** EXERCISE DESCRIPTION **
Below are the records; pull every line that includes "const".

Lines of data
* begin *
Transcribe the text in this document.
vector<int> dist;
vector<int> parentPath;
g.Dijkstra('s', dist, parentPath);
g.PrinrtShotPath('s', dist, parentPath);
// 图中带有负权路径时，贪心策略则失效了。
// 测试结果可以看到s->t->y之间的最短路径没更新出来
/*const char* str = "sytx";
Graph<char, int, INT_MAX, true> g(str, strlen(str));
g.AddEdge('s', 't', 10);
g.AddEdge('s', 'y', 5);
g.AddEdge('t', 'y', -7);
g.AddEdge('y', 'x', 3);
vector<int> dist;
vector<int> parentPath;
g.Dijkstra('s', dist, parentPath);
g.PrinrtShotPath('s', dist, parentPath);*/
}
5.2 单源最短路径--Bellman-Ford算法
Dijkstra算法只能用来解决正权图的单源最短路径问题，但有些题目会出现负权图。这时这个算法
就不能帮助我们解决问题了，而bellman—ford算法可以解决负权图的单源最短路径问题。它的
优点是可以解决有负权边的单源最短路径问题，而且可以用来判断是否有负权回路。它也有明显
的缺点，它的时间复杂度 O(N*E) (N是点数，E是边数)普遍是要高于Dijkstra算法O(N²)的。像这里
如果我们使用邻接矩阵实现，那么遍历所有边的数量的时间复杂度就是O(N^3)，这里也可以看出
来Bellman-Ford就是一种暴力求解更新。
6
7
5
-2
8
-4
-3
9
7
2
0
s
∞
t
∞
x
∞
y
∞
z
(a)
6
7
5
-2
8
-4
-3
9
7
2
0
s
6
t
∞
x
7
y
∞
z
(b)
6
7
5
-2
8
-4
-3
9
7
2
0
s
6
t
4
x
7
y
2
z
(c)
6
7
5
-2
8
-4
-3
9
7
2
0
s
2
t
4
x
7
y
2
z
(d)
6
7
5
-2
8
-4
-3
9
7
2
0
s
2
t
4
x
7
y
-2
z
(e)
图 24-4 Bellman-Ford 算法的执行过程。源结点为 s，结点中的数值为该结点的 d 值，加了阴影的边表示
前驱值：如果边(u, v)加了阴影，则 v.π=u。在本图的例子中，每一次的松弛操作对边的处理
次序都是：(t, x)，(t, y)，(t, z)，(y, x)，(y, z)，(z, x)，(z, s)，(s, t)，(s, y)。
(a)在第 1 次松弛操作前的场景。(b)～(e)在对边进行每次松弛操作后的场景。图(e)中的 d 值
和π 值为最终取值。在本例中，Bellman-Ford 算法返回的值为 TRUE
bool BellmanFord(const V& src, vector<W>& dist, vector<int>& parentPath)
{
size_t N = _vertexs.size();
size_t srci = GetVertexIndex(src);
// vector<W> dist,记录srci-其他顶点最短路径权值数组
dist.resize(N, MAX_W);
* end *
** EXPECTED OUTPUT **
/*const char* str = "sytx";
bool BellmanFord(const V& src, vector<W>& dist, vector<int>& parentPath)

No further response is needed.